EXERCISE DIRECTIONS
Give an exact transcription of every line, dropping the images.

DATA SHOWN
******************************
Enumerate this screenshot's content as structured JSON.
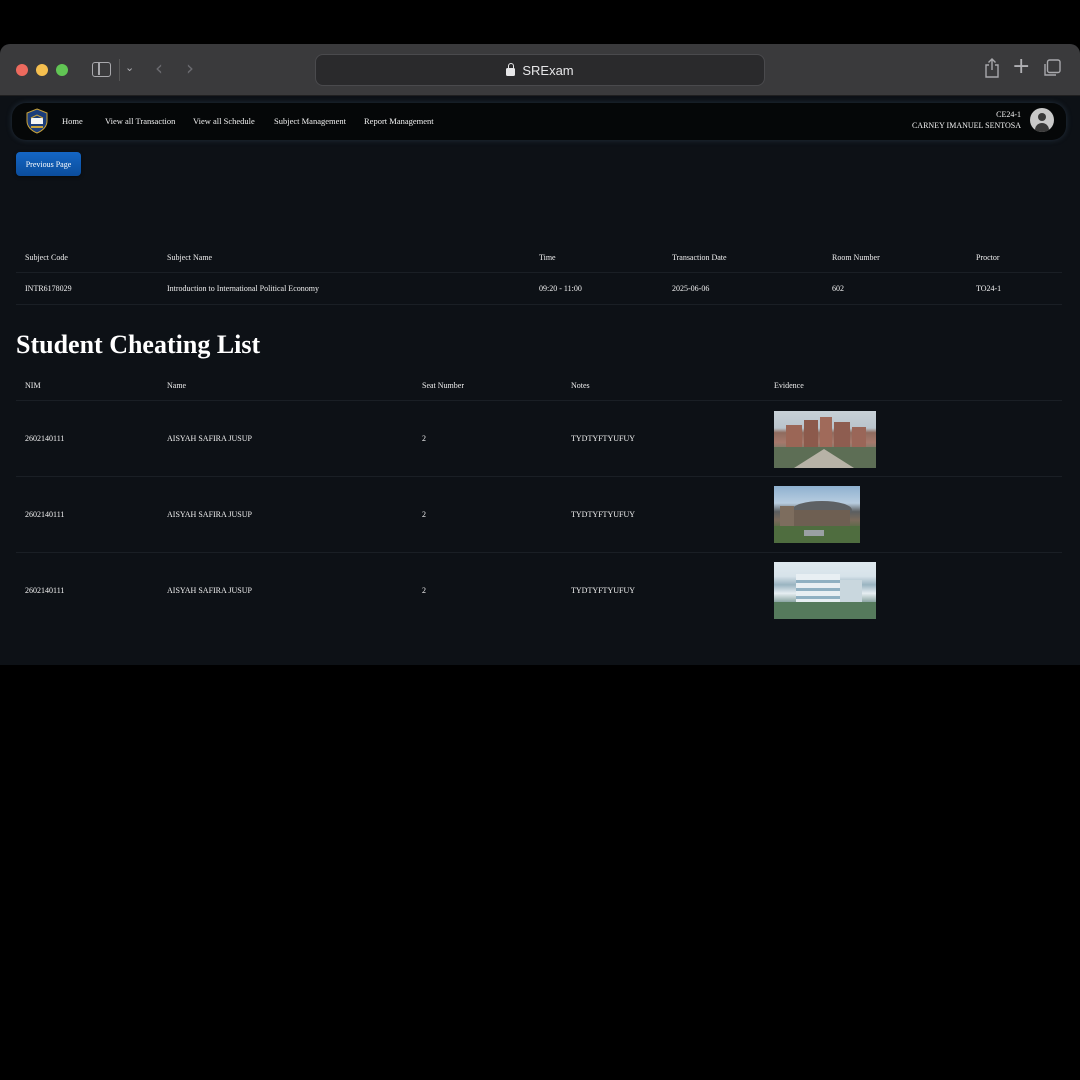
{
  "browser": {
    "url_title": "SRExam"
  },
  "navbar": {
    "links": [
      "Home",
      "View all Transaction",
      "View all Schedule",
      "Subject Management",
      "Report Management"
    ],
    "user_code": "CE24-1",
    "user_name": "CARNEY IMANUEL SENTOSA"
  },
  "actions": {
    "previous_page": "Previous Page"
  },
  "transaction_table": {
    "headers": [
      "Subject Code",
      "Subject Name",
      "Time",
      "Transaction Date",
      "Room Number",
      "Proctor"
    ],
    "row": [
      "INTR6178029",
      "Introduction to International Political Economy",
      "09:20 - 11:00",
      "2025-06-06",
      "602",
      "TO24-1"
    ]
  },
  "cheating_list": {
    "title": "Student Cheating List",
    "headers": [
      "NIM",
      "Name",
      "Seat Number",
      "Notes",
      "Evidence"
    ],
    "rows": [
      {
        "nim": "2602140111",
        "name": "AISYAH SAFIRA JUSUP",
        "seat": "2",
        "notes": "TYDTYFTYUFUY",
        "evidence": "campus-building-photo"
      },
      {
        "nim": "2602140111",
        "name": "AISYAH SAFIRA JUSUP",
        "seat": "2",
        "notes": "TYDTYFTYUFUY",
        "evidence": "campus-building-photo"
      },
      {
        "nim": "2602140111",
        "name": "AISYAH SAFIRA JUSUP",
        "seat": "2",
        "notes": "TYDTYFTYUFUY",
        "evidence": "campus-building-photo"
      }
    ]
  }
}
******************************
RESPONSE
Enumerate this screenshot's content as structured JSON.
{
  "browser": {
    "url_title": "SRExam"
  },
  "navbar": {
    "links": [
      "Home",
      "View all Transaction",
      "View all Schedule",
      "Subject Management",
      "Report Management"
    ],
    "user_code": "CE24-1",
    "user_name": "CARNEY IMANUEL SENTOSA"
  },
  "actions": {
    "previous_page": "Previous Page"
  },
  "transaction_table": {
    "headers": [
      "Subject Code",
      "Subject Name",
      "Time",
      "Transaction Date",
      "Room Number",
      "Proctor"
    ],
    "row": [
      "INTR6178029",
      "Introduction to International Political Economy",
      "09:20 - 11:00",
      "2025-06-06",
      "602",
      "TO24-1"
    ]
  },
  "cheating_list": {
    "title": "Student Cheating List",
    "headers": [
      "NIM",
      "Name",
      "Seat Number",
      "Notes",
      "Evidence"
    ],
    "rows": [
      {
        "nim": "2602140111",
        "name": "AISYAH SAFIRA JUSUP",
        "seat": "2",
        "notes": "TYDTYFTYUFUY",
        "evidence": "campus-building-photo"
      },
      {
        "nim": "2602140111",
        "name": "AISYAH SAFIRA JUSUP",
        "seat": "2",
        "notes": "TYDTYFTYUFUY",
        "evidence": "campus-building-photo"
      },
      {
        "nim": "2602140111",
        "name": "AISYAH SAFIRA JUSUP",
        "seat": "2",
        "notes": "TYDTYFTYUFUY",
        "evidence": "campus-building-photo"
      }
    ]
  }
}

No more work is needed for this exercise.